◆ **What to produce**:
Would you output the whole listing below, exactly as it reads?

◆ **Record extracts**:
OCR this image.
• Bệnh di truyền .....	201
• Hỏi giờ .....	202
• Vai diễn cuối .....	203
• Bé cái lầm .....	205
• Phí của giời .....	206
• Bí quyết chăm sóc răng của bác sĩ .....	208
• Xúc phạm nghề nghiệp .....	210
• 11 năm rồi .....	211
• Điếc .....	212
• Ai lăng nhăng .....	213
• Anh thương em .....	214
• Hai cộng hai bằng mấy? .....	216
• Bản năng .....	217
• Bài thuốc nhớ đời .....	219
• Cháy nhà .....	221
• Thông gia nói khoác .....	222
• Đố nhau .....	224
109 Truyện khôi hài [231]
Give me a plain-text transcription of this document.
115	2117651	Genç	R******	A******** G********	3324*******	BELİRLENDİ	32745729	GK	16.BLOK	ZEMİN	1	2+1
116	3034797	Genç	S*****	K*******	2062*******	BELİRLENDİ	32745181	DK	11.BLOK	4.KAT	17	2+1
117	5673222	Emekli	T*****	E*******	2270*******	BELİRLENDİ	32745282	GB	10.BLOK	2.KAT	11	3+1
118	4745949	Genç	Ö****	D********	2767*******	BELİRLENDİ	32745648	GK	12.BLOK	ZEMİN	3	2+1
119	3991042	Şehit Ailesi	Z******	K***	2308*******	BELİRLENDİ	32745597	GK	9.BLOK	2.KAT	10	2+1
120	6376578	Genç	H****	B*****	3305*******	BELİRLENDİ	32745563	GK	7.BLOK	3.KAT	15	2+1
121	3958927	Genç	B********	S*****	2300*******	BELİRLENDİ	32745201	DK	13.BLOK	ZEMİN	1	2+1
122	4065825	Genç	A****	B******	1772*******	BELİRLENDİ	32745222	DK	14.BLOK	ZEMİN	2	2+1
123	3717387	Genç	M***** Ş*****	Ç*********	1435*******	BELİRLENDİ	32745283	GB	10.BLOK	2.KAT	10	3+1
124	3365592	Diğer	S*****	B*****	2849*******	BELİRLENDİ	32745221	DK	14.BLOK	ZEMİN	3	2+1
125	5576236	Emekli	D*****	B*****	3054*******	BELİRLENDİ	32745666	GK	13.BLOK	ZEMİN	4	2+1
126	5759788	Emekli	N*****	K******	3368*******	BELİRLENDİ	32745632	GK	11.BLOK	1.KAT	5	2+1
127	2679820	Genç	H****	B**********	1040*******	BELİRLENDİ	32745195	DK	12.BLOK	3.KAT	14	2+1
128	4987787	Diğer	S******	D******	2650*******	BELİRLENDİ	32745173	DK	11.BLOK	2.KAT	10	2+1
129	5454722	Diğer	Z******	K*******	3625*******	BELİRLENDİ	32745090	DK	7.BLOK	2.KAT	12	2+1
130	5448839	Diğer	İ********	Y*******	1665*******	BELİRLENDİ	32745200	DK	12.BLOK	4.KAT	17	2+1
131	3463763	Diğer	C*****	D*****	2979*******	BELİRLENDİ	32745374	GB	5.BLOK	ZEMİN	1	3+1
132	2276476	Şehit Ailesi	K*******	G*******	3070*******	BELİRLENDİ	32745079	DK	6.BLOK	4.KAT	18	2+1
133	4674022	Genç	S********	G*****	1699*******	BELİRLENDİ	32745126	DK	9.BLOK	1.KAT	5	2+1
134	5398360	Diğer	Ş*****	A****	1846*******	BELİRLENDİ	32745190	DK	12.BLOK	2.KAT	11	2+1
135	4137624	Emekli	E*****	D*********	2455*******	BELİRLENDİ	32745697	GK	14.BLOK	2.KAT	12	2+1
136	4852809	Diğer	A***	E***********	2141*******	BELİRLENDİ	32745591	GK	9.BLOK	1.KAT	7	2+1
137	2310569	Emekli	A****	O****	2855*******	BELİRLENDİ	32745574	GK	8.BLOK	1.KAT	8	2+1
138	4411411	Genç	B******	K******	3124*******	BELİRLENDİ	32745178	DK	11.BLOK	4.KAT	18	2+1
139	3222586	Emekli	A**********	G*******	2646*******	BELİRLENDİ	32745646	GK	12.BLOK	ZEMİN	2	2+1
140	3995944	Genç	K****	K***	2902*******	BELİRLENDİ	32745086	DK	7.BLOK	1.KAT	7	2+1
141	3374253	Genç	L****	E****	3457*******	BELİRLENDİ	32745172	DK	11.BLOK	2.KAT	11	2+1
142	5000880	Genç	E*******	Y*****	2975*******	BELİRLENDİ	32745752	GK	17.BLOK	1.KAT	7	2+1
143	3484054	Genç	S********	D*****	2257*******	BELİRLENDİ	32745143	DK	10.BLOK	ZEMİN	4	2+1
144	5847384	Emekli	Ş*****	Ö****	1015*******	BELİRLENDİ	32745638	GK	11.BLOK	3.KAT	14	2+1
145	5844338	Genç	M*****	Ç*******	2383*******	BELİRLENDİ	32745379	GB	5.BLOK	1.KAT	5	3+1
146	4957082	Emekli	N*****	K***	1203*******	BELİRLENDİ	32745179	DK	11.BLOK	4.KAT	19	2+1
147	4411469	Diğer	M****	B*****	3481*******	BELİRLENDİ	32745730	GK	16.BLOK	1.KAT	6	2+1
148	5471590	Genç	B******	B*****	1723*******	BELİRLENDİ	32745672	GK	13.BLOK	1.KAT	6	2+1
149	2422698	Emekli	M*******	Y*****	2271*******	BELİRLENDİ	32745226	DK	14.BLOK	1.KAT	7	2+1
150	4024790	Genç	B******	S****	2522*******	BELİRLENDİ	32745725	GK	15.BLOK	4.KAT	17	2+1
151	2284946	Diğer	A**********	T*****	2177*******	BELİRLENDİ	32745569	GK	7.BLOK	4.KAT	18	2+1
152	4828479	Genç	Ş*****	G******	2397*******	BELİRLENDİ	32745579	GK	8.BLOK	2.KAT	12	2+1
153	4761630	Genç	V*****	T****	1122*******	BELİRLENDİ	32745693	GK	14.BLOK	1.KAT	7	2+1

◆ **Task solution**:
OCR this image.
• Bệnh di truyền .....	201
• Hỏi giờ .....	202
• Vai diễn cuối .....	203
• Bé cái lầm .....	205
• Phí của giời .....	206
• Bí quyết chăm sóc răng của bác sĩ .....	208
• Xúc phạm nghề nghiệp .....	210
• 11 năm rồi .....	211
• Điếc .....	212
• Ai lăng nhăng .....	213
• Anh thương em .....	214
• Hai cộng hai bằng mấy? .....	216
• Bản năng .....	217
• Bài thuốc nhớ đời .....	219
• Cháy nhà .....	221
• Thông gia nói khoác .....	222
• Đố nhau .....	224
109 Truyện khôi hài [231]
Give me a plain-text transcription of this document.
115	2117651	Genç	R******	A******** G********	3324*******	BELİRLENDİ	32745729	GK	16.BLOK	ZEMİN	1	2+1
116	3034797	Genç	S*****	K*******	2062*******	BELİRLENDİ	32745181	DK	11.BLOK	4.KAT	17	2+1
117	5673222	Emekli	T*****	E*******	2270*******	BELİRLENDİ	32745282	GB	10.BLOK	2.KAT	11	3+1
118	4745949	Genç	Ö****	D********	2767*******	BELİRLENDİ	32745648	GK	12.BLOK	ZEMİN	3	2+1
119	3991042	Şehit Ailesi	Z******	K***	2308*******	BELİRLENDİ	32745597	GK	9.BLOK	2.KAT	10	2+1
120	6376578	Genç	H****	B*****	3305*******	BELİRLENDİ	32745563	GK	7.BLOK	3.KAT	15	2+1
121	3958927	Genç	B********	S*****	2300*******	BELİRLENDİ	32745201	DK	13.BLOK	ZEMİN	1	2+1
122	4065825	Genç	A****	B******	1772*******	BELİRLENDİ	32745222	DK	14.BLOK	ZEMİN	2	2+1
123	3717387	Genç	M***** Ş*****	Ç*********	1435*******	BELİRLENDİ	32745283	GB	10.BLOK	2.KAT	10	3+1
124	3365592	Diğer	S*****	B*****	2849*******	BELİRLENDİ	32745221	DK	14.BLOK	ZEMİN	3	2+1
125	5576236	Emekli	D*****	B*****	3054*******	BELİRLENDİ	32745666	GK	13.BLOK	ZEMİN	4	2+1
126	5759788	Emekli	N*****	K******	3368*******	BELİRLENDİ	32745632	GK	11.BLOK	1.KAT	5	2+1
127	2679820	Genç	H****	B**********	1040*******	BELİRLENDİ	32745195	DK	12.BLOK	3.KAT	14	2+1
128	4987787	Diğer	S******	D******	2650*******	BELİRLENDİ	32745173	DK	11.BLOK	2.KAT	10	2+1
129	5454722	Diğer	Z******	K*******	3625*******	BELİRLENDİ	32745090	DK	7.BLOK	2.KAT	12	2+1
130	5448839	Diğer	İ********	Y*******	1665*******	BELİRLENDİ	32745200	DK	12.BLOK	4.KAT	17	2+1
131	3463763	Diğer	C*****	D*****	2979*******	BELİRLENDİ	32745374	GB	5.BLOK	ZEMİN	1	3+1
132	2276476	Şehit Ailesi	K*******	G*******	3070*******	BELİRLENDİ	32745079	DK	6.BLOK	4.KAT	18	2+1
133	4674022	Genç	S********	G*****	1699*******	BELİRLENDİ	32745126	DK	9.BLOK	1.KAT	5	2+1
134	5398360	Diğer	Ş*****	A****	1846*******	BELİRLENDİ	32745190	DK	12.BLOK	2.KAT	11	2+1
135	4137624	Emekli	E*****	D*********	2455*******	BELİRLENDİ	32745697	GK	14.BLOK	2.KAT	12	2+1
136	4852809	Diğer	A***	E***********	2141*******	BELİRLENDİ	32745591	GK	9.BLOK	1.KAT	7	2+1
137	2310569	Emekli	A****	O****	2855*******	BELİRLENDİ	32745574	GK	8.BLOK	1.KAT	8	2+1
138	4411411	Genç	B******	K******	3124*******	BELİRLENDİ	32745178	DK	11.BLOK	4.KAT	18	2+1
139	3222586	Emekli	A**********	G*******	2646*******	BELİRLENDİ	32745646	GK	12.BLOK	ZEMİN	2	2+1
140	3995944	Genç	K****	K***	2902*******	BELİRLENDİ	32745086	DK	7.BLOK	1.KAT	7	2+1
141	3374253	Genç	L****	E****	3457*******	BELİRLENDİ	32745172	DK	11.BLOK	2.KAT	11	2+1
142	5000880	Genç	E*******	Y*****	2975*******	BELİRLENDİ	32745752	GK	17.BLOK	1.KAT	7	2+1
143	3484054	Genç	S********	D*****	2257*******	BELİRLENDİ	32745143	DK	10.BLOK	ZEMİN	4	2+1
144	5847384	Emekli	Ş*****	Ö****	1015*******	BELİRLENDİ	32745638	GK	11.BLOK	3.KAT	14	2+1
145	5844338	Genç	M*****	Ç*******	2383*******	BELİRLENDİ	32745379	GB	5.BLOK	1.KAT	5	3+1
146	4957082	Emekli	N*****	K***	1203*******	BELİRLENDİ	32745179	DK	11.BLOK	4.KAT	19	2+1
147	4411469	Diğer	M****	B*****	3481*******	BELİRLENDİ	32745730	GK	16.BLOK	1.KAT	6	2+1
148	5471590	Genç	B******	B*****	1723*******	BELİRLENDİ	32745672	GK	13.BLOK	1.KAT	6	2+1
149	2422698	Emekli	M*******	Y*****	2271*******	BELİRLENDİ	32745226	DK	14.BLOK	1.KAT	7	2+1
150	4024790	Genç	B******	S****	2522*******	BELİRLENDİ	32745725	GK	15.BLOK	4.KAT	17	2+1
151	2284946	Diğer	A**********	T*****	2177*******	BELİRLENDİ	32745569	GK	7.BLOK	4.KAT	18	2+1
152	4828479	Genç	Ş*****	G******	2397*******	BELİRLENDİ	32745579	GK	8.BLOK	2.KAT	12	2+1
153	4761630	Genç	V*****	T****	1122*******	BELİRLENDİ	32745693	GK	14.BLOK	1.KAT	7	2+1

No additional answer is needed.